**EXERCISE TASK**.
Set the listing down again exactly, please, apart from its pictures.
::: RECORDED INFORMATION
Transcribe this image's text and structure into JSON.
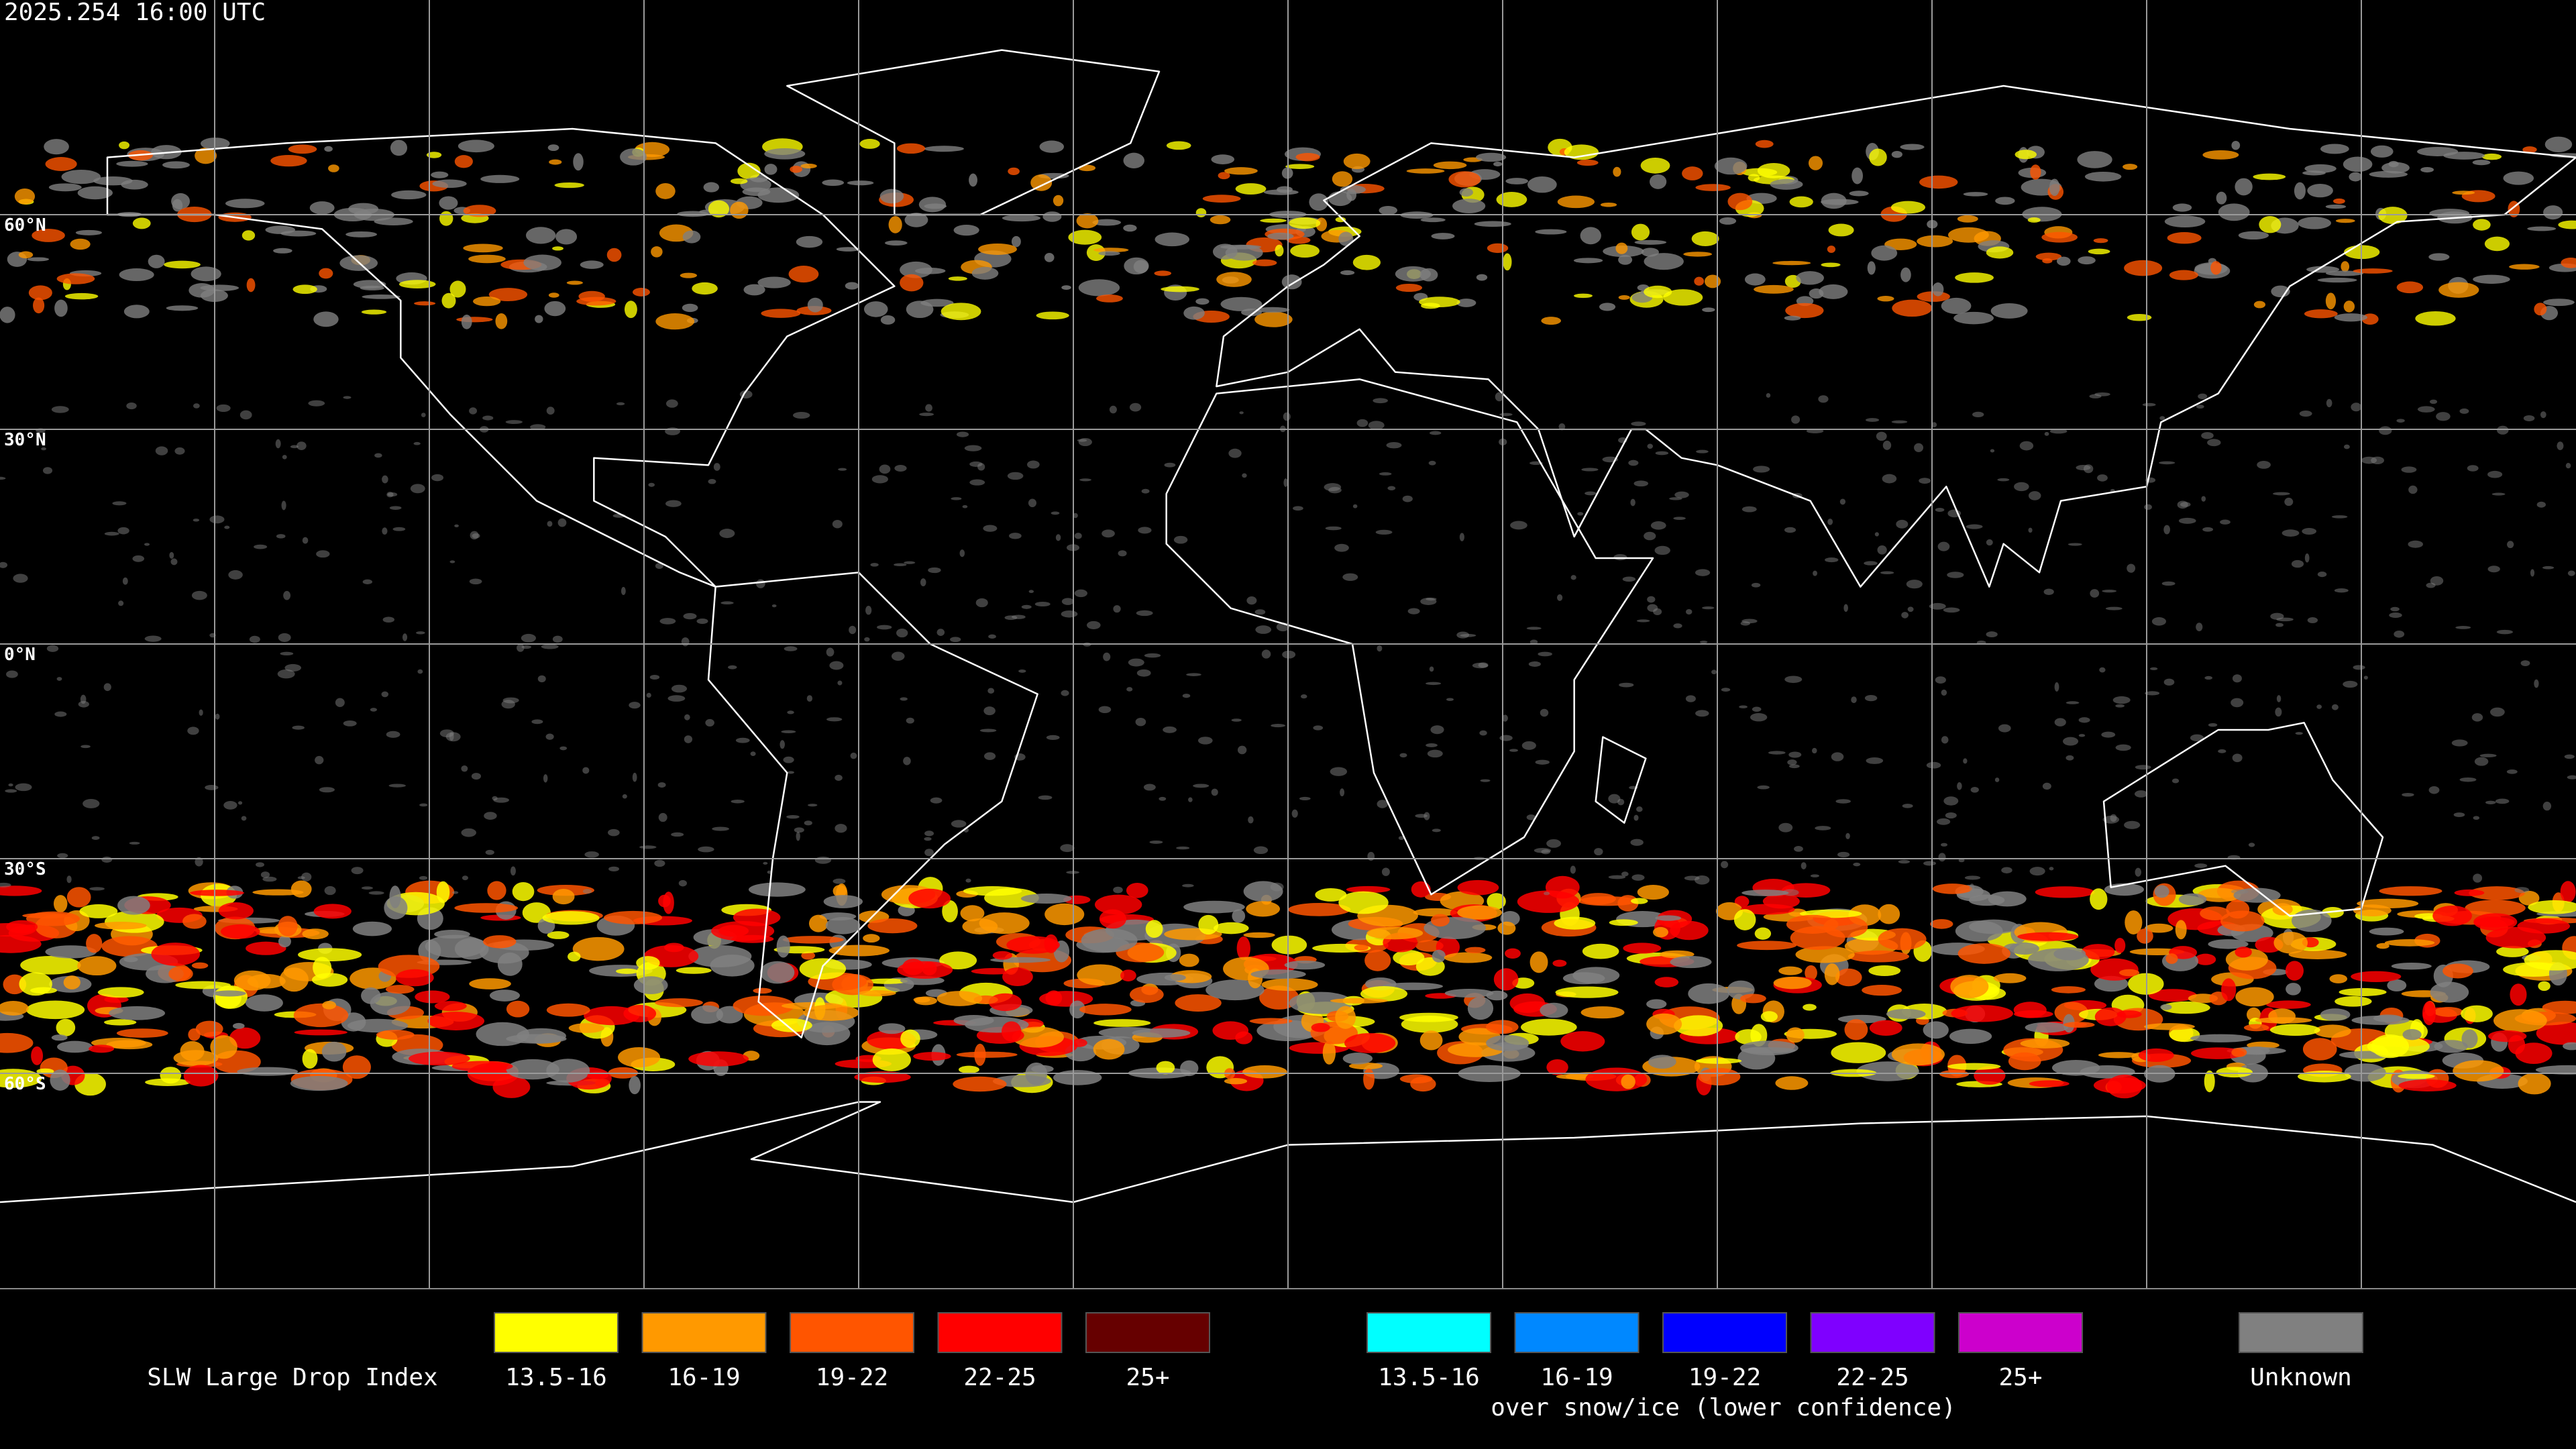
{
  "timestamp": "2025.254 16:00 UTC",
  "latitude_labels": [
    "60°N",
    "30°N",
    "0°N",
    "30°S",
    "60°S"
  ],
  "legend": {
    "title": "SLW Large Drop Index",
    "items": [
      {
        "label": "13.5-16",
        "color": "#ffff00"
      },
      {
        "label": "16-19",
        "color": "#ff9900"
      },
      {
        "label": "19-22",
        "color": "#ff5500"
      },
      {
        "label": "22-25",
        "color": "#ff0000"
      },
      {
        "label": "25+",
        "color": "#660000"
      }
    ],
    "snow_items": [
      {
        "label": "13.5-16",
        "color": "#00ffff"
      },
      {
        "label": "16-19",
        "color": "#0088ff"
      },
      {
        "label": "19-22",
        "color": "#0000ff"
      },
      {
        "label": "22-25",
        "color": "#7f00ff"
      },
      {
        "label": "25+",
        "color": "#cc00cc"
      }
    ],
    "snow_note": "over snow/ice (lower confidence)",
    "unknown": {
      "label": "Unknown",
      "color": "#808080"
    }
  }
}
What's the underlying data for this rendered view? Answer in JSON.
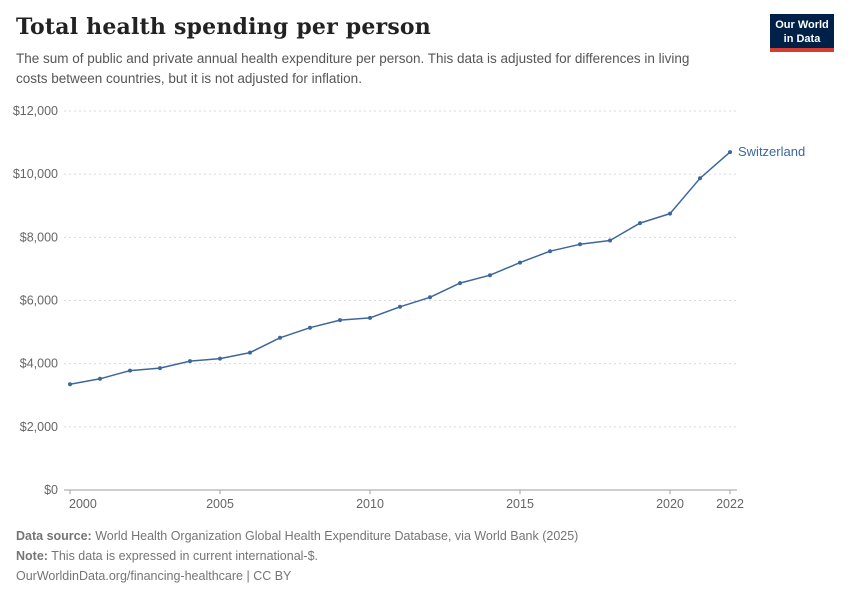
{
  "header": {
    "title": "Total health spending per person",
    "subtitle": "The sum of public and private annual health expenditure per person. This data is adjusted for differences in living costs between countries, but it is not adjusted for inflation.",
    "logo": {
      "line1": "Our World",
      "line2": "in Data",
      "bg": "#002147",
      "accent": "#d73c32"
    }
  },
  "chart_data": {
    "type": "line",
    "title": "Total health spending per person",
    "x": [
      2000,
      2001,
      2002,
      2003,
      2004,
      2005,
      2006,
      2007,
      2008,
      2009,
      2010,
      2011,
      2012,
      2013,
      2014,
      2015,
      2016,
      2017,
      2018,
      2019,
      2020,
      2021,
      2022
    ],
    "series": [
      {
        "name": "Switzerland",
        "color": "#3d679c",
        "values": [
          3350,
          3520,
          3780,
          3860,
          4080,
          4160,
          4350,
          4820,
          5140,
          5380,
          5450,
          5800,
          6100,
          6550,
          6800,
          7200,
          7560,
          7780,
          7900,
          8450,
          8750,
          9870,
          10700
        ]
      }
    ],
    "xlim": [
      2000,
      2022
    ],
    "ylim": [
      0,
      12000
    ],
    "yticks": [
      {
        "v": 0,
        "label": "$0"
      },
      {
        "v": 2000,
        "label": "$2,000"
      },
      {
        "v": 4000,
        "label": "$4,000"
      },
      {
        "v": 6000,
        "label": "$6,000"
      },
      {
        "v": 8000,
        "label": "$8,000"
      },
      {
        "v": 10000,
        "label": "$10,000"
      },
      {
        "v": 12000,
        "label": "$12,000"
      }
    ],
    "xticks": [
      {
        "v": 2000,
        "label": "2000"
      },
      {
        "v": 2005,
        "label": "2005"
      },
      {
        "v": 2010,
        "label": "2010"
      },
      {
        "v": 2015,
        "label": "2015"
      },
      {
        "v": 2020,
        "label": "2020"
      },
      {
        "v": 2022,
        "label": "2022"
      }
    ],
    "grid": "horizontal-dashed",
    "legend": "line-end-label",
    "axis_color": "#9e9e9e",
    "grid_color": "#d9d9d9"
  },
  "footer": {
    "datasource_label": "Data source:",
    "datasource_text": "World Health Organization Global Health Expenditure Database, via World Bank (2025)",
    "note_label": "Note:",
    "note_text": "This data is expressed in current international-$.",
    "link": "OurWorldinData.org/financing-healthcare",
    "license": "| CC BY"
  }
}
::::::
**FULL RESPONSE**.
Transcribe this image's text and structure into JSON.
{
  "timestamp": "2025.254 16:00 UTC",
  "latitude_labels": [
    "60°N",
    "30°N",
    "0°N",
    "30°S",
    "60°S"
  ],
  "legend": {
    "title": "SLW Large Drop Index",
    "items": [
      {
        "label": "13.5-16",
        "color": "#ffff00"
      },
      {
        "label": "16-19",
        "color": "#ff9900"
      },
      {
        "label": "19-22",
        "color": "#ff5500"
      },
      {
        "label": "22-25",
        "color": "#ff0000"
      },
      {
        "label": "25+",
        "color": "#660000"
      }
    ],
    "snow_items": [
      {
        "label": "13.5-16",
        "color": "#00ffff"
      },
      {
        "label": "16-19",
        "color": "#0088ff"
      },
      {
        "label": "19-22",
        "color": "#0000ff"
      },
      {
        "label": "22-25",
        "color": "#7f00ff"
      },
      {
        "label": "25+",
        "color": "#cc00cc"
      }
    ],
    "snow_note": "over snow/ice (lower confidence)",
    "unknown": {
      "label": "Unknown",
      "color": "#808080"
    }
  }
}
What's the underlying data for this rendered view? Answer in JSON.
{
  "header": {
    "title": "Total health spending per person",
    "subtitle": "The sum of public and private annual health expenditure per person. This data is adjusted for differences in living costs between countries, but it is not adjusted for inflation.",
    "logo": {
      "line1": "Our World",
      "line2": "in Data",
      "bg": "#002147",
      "accent": "#d73c32"
    }
  },
  "chart_data": {
    "type": "line",
    "title": "Total health spending per person",
    "x": [
      2000,
      2001,
      2002,
      2003,
      2004,
      2005,
      2006,
      2007,
      2008,
      2009,
      2010,
      2011,
      2012,
      2013,
      2014,
      2015,
      2016,
      2017,
      2018,
      2019,
      2020,
      2021,
      2022
    ],
    "series": [
      {
        "name": "Switzerland",
        "color": "#3d679c",
        "values": [
          3350,
          3520,
          3780,
          3860,
          4080,
          4160,
          4350,
          4820,
          5140,
          5380,
          5450,
          5800,
          6100,
          6550,
          6800,
          7200,
          7560,
          7780,
          7900,
          8450,
          8750,
          9870,
          10700
        ]
      }
    ],
    "xlim": [
      2000,
      2022
    ],
    "ylim": [
      0,
      12000
    ],
    "yticks": [
      {
        "v": 0,
        "label": "$0"
      },
      {
        "v": 2000,
        "label": "$2,000"
      },
      {
        "v": 4000,
        "label": "$4,000"
      },
      {
        "v": 6000,
        "label": "$6,000"
      },
      {
        "v": 8000,
        "label": "$8,000"
      },
      {
        "v": 10000,
        "label": "$10,000"
      },
      {
        "v": 12000,
        "label": "$12,000"
      }
    ],
    "xticks": [
      {
        "v": 2000,
        "label": "2000"
      },
      {
        "v": 2005,
        "label": "2005"
      },
      {
        "v": 2010,
        "label": "2010"
      },
      {
        "v": 2015,
        "label": "2015"
      },
      {
        "v": 2020,
        "label": "2020"
      },
      {
        "v": 2022,
        "label": "2022"
      }
    ],
    "grid": "horizontal-dashed",
    "legend": "line-end-label",
    "axis_color": "#9e9e9e",
    "grid_color": "#d9d9d9"
  },
  "footer": {
    "datasource_label": "Data source:",
    "datasource_text": "World Health Organization Global Health Expenditure Database, via World Bank (2025)",
    "note_label": "Note:",
    "note_text": "This data is expressed in current international-$.",
    "link": "OurWorldinData.org/financing-healthcare",
    "license": "| CC BY"
  }
}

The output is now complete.